-- start --

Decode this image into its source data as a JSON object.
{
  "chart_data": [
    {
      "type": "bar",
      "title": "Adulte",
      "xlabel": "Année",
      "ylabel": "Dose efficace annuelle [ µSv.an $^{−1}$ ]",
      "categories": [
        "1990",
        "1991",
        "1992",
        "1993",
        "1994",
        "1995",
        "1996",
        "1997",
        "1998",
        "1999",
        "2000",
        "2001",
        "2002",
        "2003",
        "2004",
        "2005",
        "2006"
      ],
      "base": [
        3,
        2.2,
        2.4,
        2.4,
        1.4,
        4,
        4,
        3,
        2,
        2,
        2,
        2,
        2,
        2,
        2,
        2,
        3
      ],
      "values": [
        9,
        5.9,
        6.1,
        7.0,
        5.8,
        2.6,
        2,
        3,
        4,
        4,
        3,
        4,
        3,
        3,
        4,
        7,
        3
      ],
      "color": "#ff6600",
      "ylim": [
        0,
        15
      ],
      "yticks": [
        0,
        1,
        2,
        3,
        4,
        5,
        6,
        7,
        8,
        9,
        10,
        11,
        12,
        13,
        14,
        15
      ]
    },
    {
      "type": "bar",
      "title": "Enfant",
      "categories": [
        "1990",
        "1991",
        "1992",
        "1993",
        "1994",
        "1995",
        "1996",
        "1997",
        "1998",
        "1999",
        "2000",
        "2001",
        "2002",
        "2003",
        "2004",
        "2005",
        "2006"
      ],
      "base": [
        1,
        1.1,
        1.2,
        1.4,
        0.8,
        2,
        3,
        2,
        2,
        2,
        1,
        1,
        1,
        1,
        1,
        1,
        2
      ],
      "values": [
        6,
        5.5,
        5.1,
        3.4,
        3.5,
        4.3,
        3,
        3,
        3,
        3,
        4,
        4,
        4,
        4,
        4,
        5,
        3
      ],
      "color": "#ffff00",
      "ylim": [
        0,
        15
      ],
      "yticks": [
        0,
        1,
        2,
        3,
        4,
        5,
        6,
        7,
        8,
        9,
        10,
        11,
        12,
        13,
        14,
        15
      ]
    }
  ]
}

-- end --

# WHAT TO WORK ON:
Reproduce the whole listing word for word.

# SOLVED PROBLEM:
Decode this image into its source data as a JSON object.
{
  "chart_data": [
    {
      "type": "bar",
      "title": "Adulte",
      "xlabel": "Année",
      "ylabel": "Dose efficace annuelle [ µSv.an $^{−1}$ ]",
      "categories": [
        "1990",
        "1991",
        "1992",
        "1993",
        "1994",
        "1995",
        "1996",
        "1997",
        "1998",
        "1999",
        "2000",
        "2001",
        "2002",
        "2003",
        "2004",
        "2005",
        "2006"
      ],
      "base": [
        3,
        2.2,
        2.4,
        2.4,
        1.4,
        4,
        4,
        3,
        2,
        2,
        2,
        2,
        2,
        2,
        2,
        2,
        3
      ],
      "values": [
        9,
        5.9,
        6.1,
        7.0,
        5.8,
        2.6,
        2,
        3,
        4,
        4,
        3,
        4,
        3,
        3,
        4,
        7,
        3
      ],
      "color": "#ff6600",
      "ylim": [
        0,
        15
      ],
      "yticks": [
        0,
        1,
        2,
        3,
        4,
        5,
        6,
        7,
        8,
        9,
        10,
        11,
        12,
        13,
        14,
        15
      ]
    },
    {
      "type": "bar",
      "title": "Enfant",
      "categories": [
        "1990",
        "1991",
        "1992",
        "1993",
        "1994",
        "1995",
        "1996",
        "1997",
        "1998",
        "1999",
        "2000",
        "2001",
        "2002",
        "2003",
        "2004",
        "2005",
        "2006"
      ],
      "base": [
        1,
        1.1,
        1.2,
        1.4,
        0.8,
        2,
        3,
        2,
        2,
        2,
        1,
        1,
        1,
        1,
        1,
        1,
        2
      ],
      "values": [
        6,
        5.5,
        5.1,
        3.4,
        3.5,
        4.3,
        3,
        3,
        3,
        3,
        4,
        4,
        4,
        4,
        4,
        5,
        3
      ],
      "color": "#ffff00",
      "ylim": [
        0,
        15
      ],
      "yticks": [
        0,
        1,
        2,
        3,
        4,
        5,
        6,
        7,
        8,
        9,
        10,
        11,
        12,
        13,
        14,
        15
      ]
    }
  ]
}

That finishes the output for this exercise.